What is being asked =
Only lines with the string "Mělnickým" matter here; gather them from the material below.

Exercise inputs =
+---+

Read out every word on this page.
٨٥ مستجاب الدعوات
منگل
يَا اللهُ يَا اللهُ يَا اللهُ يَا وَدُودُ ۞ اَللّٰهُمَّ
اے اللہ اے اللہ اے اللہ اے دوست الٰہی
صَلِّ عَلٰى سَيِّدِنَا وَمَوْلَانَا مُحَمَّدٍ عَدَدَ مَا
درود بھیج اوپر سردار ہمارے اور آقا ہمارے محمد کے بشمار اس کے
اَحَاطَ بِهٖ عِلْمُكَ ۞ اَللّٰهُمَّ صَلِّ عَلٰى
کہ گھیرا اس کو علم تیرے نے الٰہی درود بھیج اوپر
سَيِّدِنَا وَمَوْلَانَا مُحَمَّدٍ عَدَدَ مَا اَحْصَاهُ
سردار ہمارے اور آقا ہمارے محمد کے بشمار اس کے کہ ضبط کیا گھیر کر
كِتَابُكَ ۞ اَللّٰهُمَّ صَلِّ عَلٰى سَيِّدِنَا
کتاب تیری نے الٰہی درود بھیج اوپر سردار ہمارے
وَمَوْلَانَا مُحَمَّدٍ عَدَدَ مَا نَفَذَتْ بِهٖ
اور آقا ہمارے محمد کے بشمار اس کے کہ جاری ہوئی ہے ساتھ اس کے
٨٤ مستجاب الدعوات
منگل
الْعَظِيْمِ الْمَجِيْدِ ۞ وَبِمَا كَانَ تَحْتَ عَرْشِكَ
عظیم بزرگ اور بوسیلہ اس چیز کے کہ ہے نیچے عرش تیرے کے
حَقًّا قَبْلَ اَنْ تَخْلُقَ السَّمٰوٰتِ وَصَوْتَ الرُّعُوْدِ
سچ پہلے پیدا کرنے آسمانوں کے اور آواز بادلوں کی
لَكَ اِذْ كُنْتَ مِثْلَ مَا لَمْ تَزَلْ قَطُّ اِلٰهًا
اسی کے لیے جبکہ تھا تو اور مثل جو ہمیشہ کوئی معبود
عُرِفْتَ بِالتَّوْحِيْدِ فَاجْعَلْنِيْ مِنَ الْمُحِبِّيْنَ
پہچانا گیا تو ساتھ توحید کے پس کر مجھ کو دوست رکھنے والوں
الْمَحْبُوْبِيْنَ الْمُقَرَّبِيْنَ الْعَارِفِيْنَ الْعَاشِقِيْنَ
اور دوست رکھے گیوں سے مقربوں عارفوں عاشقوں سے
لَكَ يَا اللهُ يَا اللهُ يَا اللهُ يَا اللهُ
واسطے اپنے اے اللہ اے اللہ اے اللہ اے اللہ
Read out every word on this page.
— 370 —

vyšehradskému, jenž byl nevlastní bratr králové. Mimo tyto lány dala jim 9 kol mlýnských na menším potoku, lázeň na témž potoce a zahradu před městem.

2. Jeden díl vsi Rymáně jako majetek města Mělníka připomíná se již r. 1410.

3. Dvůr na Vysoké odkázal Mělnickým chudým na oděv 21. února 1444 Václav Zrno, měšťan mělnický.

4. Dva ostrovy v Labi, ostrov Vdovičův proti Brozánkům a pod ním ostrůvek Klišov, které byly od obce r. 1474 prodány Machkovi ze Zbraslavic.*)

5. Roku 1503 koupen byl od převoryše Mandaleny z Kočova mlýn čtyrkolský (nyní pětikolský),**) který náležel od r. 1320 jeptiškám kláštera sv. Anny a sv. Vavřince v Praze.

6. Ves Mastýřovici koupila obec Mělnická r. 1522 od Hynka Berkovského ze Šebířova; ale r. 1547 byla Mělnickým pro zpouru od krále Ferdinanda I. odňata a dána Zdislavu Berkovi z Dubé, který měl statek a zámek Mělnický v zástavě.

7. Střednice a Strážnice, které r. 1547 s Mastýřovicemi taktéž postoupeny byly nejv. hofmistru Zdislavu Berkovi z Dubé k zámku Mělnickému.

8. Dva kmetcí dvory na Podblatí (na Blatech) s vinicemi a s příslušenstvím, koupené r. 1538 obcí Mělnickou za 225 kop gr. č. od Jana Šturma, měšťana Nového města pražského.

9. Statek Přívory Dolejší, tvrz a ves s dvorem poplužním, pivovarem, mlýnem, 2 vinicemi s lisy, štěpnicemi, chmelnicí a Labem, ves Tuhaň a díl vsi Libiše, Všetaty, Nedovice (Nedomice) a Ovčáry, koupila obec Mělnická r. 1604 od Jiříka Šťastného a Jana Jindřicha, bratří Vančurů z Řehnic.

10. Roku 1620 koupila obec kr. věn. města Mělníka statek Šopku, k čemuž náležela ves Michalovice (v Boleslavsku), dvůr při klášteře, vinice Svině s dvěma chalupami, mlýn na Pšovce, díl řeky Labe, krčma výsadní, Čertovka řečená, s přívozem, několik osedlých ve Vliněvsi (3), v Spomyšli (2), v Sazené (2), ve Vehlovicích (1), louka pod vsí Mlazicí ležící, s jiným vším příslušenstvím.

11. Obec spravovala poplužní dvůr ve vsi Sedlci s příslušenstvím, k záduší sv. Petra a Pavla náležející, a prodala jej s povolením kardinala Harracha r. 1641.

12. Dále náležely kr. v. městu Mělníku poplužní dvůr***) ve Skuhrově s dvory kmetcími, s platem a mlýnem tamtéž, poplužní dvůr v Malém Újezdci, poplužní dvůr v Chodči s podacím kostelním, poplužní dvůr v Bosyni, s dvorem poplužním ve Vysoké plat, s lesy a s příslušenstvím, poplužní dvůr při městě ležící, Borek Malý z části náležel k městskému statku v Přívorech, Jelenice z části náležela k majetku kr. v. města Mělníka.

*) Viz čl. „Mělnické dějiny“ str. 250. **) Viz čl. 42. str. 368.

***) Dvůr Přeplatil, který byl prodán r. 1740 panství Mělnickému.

+---+

Solution for this task =
3. Dvůr na Vysoké odkázal Mělnickým chudým na oděv 21. února 1444 Václav Zrno, měšťan mělnický.
6. Ves Mastýřovici koupila obec Mělnická r. 1522 od Hynka Berkovského ze Šebířova; ale r. 1547 byla Mělnickým pro zpouru od krále Ferdinanda I. odňata a dána Zdislavu Berkovi z Dubé, který měl statek a zámek Mělnický v zástavě.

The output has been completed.